Goal of the exercise: Transcribe the whole listing below without changing a word, but leave out every image.

(Stored data)
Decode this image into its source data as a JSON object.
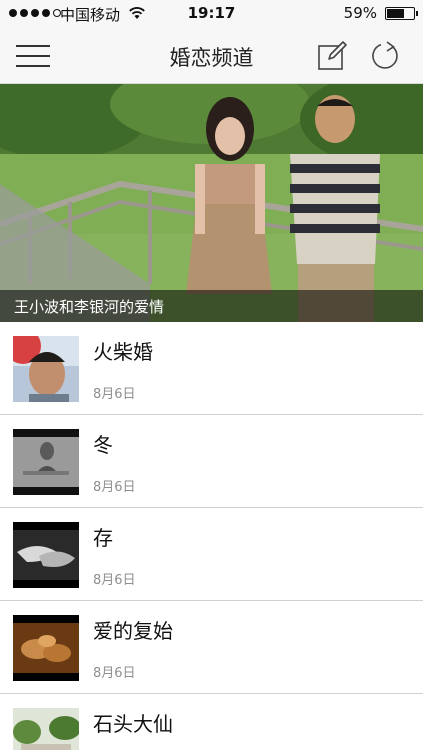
{
  "status_bar": {
    "carrier": "中国移动",
    "time": "19:17",
    "battery": "59%"
  },
  "nav": {
    "title": "婚恋频道",
    "left_icon": "menu-icon",
    "right_icons": [
      "compose-icon",
      "refresh-icon"
    ]
  },
  "hero": {
    "caption": "王小波和李银河的爱情"
  },
  "list": {
    "items": [
      {
        "title": "火柴婚",
        "date": "8月6日"
      },
      {
        "title": "冬",
        "date": "8月6日"
      },
      {
        "title": "存",
        "date": "8月6日"
      },
      {
        "title": "爱的复始",
        "date": "8月6日"
      },
      {
        "title": "石头大仙",
        "date": ""
      }
    ]
  },
  "colors": {
    "bar_background": "#f7f7f7",
    "divider": "#d0d0d0",
    "date_text": "#8e8e8e"
  }
}
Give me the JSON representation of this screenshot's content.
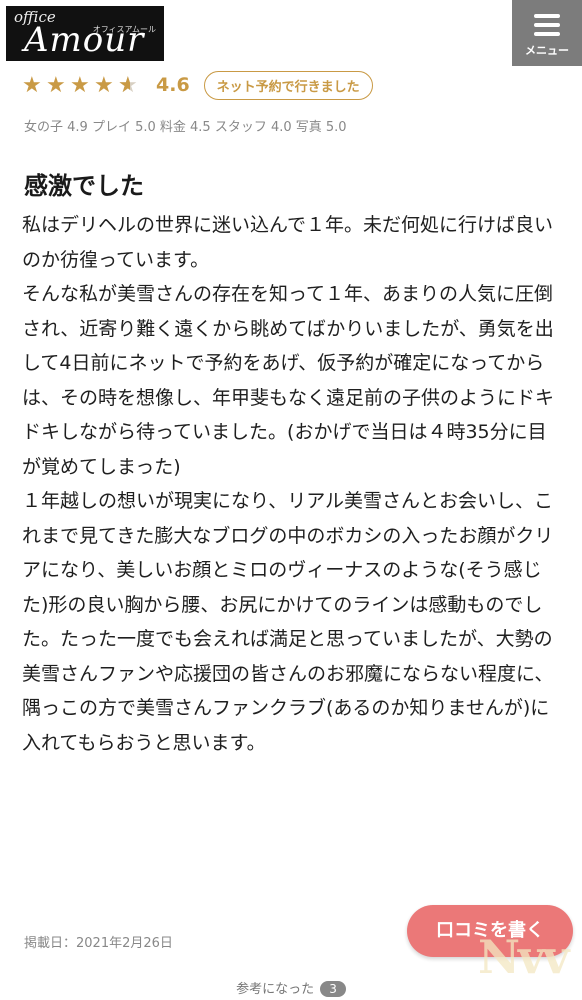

Exercise response:
Decode this image into its source data as a JSON object.
{
  "status_bar": {
    "carrier": "中国移动",
    "time": "19:17",
    "battery": "59%"
  },
  "nav": {
    "title": "婚恋频道",
    "left_icon": "menu-icon",
    "right_icons": [
      "compose-icon",
      "refresh-icon"
    ]
  },
  "hero": {
    "caption": "王小波和李银河的爱情"
  },
  "list": {
    "items": [
      {
        "title": "火柴婚",
        "date": "8月6日"
      },
      {
        "title": "冬",
        "date": "8月6日"
      },
      {
        "title": "存",
        "date": "8月6日"
      },
      {
        "title": "爱的复始",
        "date": "8月6日"
      },
      {
        "title": "石头大仙",
        "date": ""
      }
    ]
  },
  "colors": {
    "bar_background": "#f7f7f7",
    "divider": "#d0d0d0",
    "date_text": "#8e8e8e"
  }
}
Give me the JSON representation of this screenshot's content.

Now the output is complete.